# EXERCISE REQUIREMENTS:
Look through the data and write out every line with the word "Hedge" in it.
▬▬▬
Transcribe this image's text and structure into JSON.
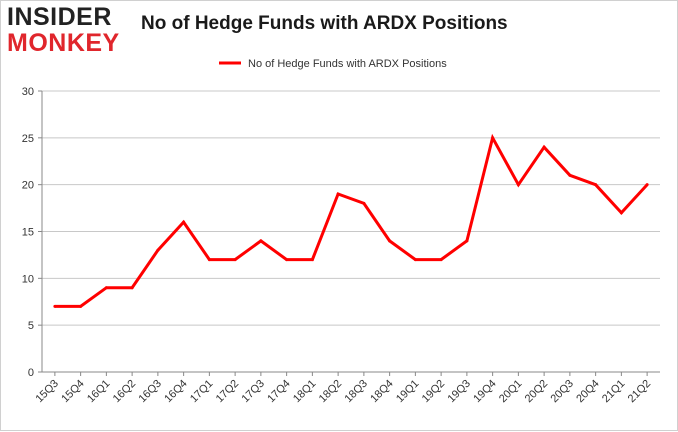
{
  "logo": {
    "top": "INSIDER",
    "bottom": "MONKEY"
  },
  "colors": {
    "series": "#ff0000",
    "grid": "#c8c8c8",
    "axis": "#888888",
    "logo_red": "#e0262c"
  },
  "chart_data": {
    "type": "line",
    "title": "No of Hedge Funds with ARDX Positions",
    "xlabel": "",
    "ylabel": "",
    "x": [
      "15Q3",
      "15Q4",
      "16Q1",
      "16Q2",
      "16Q3",
      "16Q4",
      "17Q1",
      "17Q2",
      "17Q3",
      "17Q4",
      "18Q1",
      "18Q2",
      "18Q3",
      "18Q4",
      "19Q1",
      "19Q2",
      "19Q3",
      "19Q4",
      "20Q1",
      "20Q2",
      "20Q3",
      "20Q4",
      "21Q1",
      "21Q2"
    ],
    "series": [
      {
        "name": "No of Hedge Funds with ARDX Positions",
        "values": [
          7,
          7,
          9,
          9,
          13,
          16,
          12,
          12,
          14,
          12,
          12,
          19,
          18,
          14,
          12,
          12,
          14,
          25,
          20,
          24,
          21,
          20,
          17,
          20
        ]
      }
    ],
    "ylim": [
      0,
      30
    ],
    "yticks": [
      0,
      5,
      10,
      15,
      20,
      25,
      30
    ],
    "grid": true,
    "legend_position": "top-center"
  }
}
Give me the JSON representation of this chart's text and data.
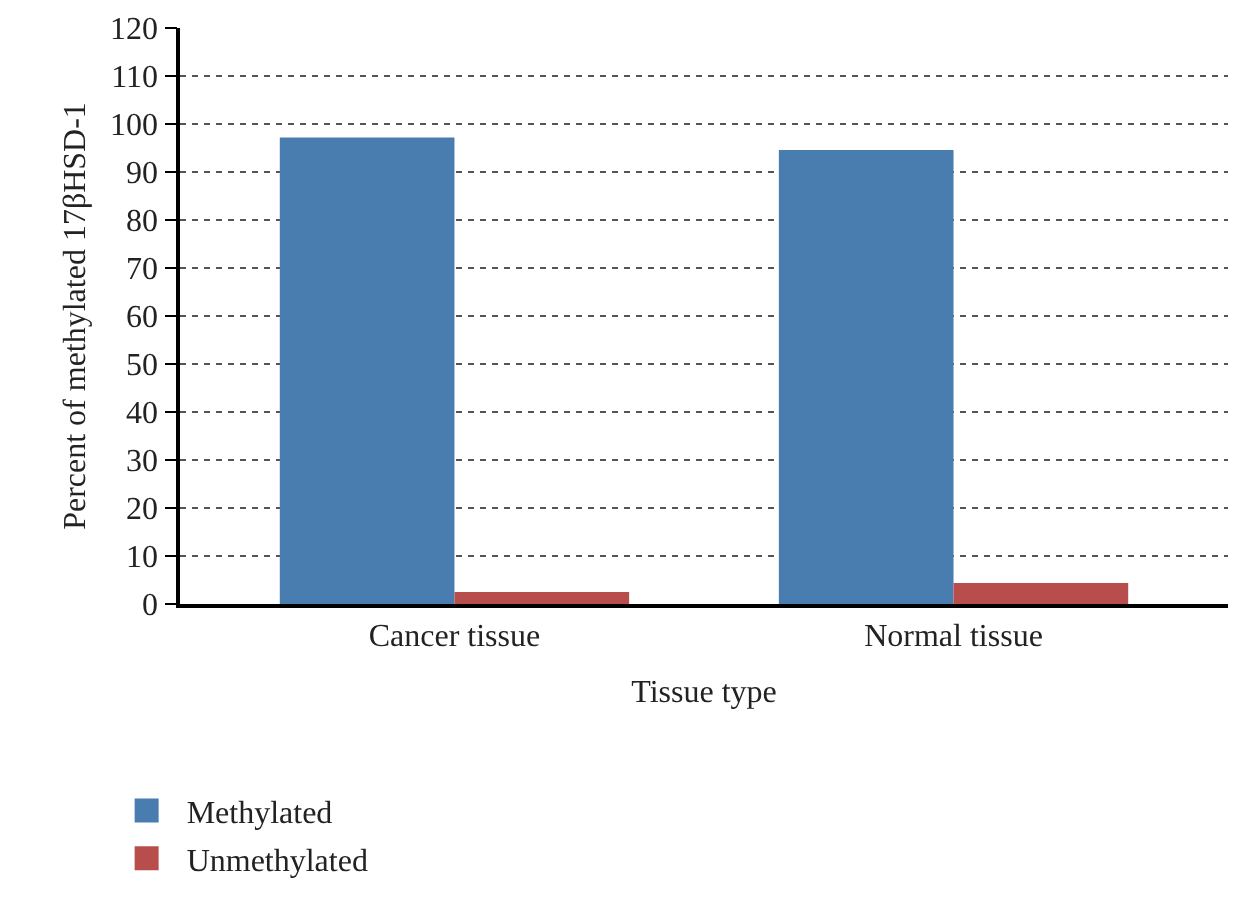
{
  "chart_data": {
    "type": "bar",
    "xlabel": "Tissue type",
    "ylabel": "Percent of methylated 17βHSD-1",
    "categories": [
      "Cancer tissue",
      "Normal tissue"
    ],
    "series": [
      {
        "name": "Methylated",
        "color": "#4a7daf",
        "values": [
          97.2,
          94.6
        ]
      },
      {
        "name": "Unmethylated",
        "color": "#b84e4c",
        "values": [
          2.5,
          4.4
        ]
      }
    ],
    "ylim": [
      0,
      120
    ],
    "yticks": [
      0,
      10,
      20,
      30,
      40,
      50,
      60,
      70,
      80,
      90,
      100,
      110,
      120
    ],
    "grid": "y",
    "legend": "bottom left"
  }
}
▬▬▬
# FULL RESPONSE:
    "title": "No of Hedge Funds with ARDX Positions",
        "name": "No of Hedge Funds with ARDX Positions",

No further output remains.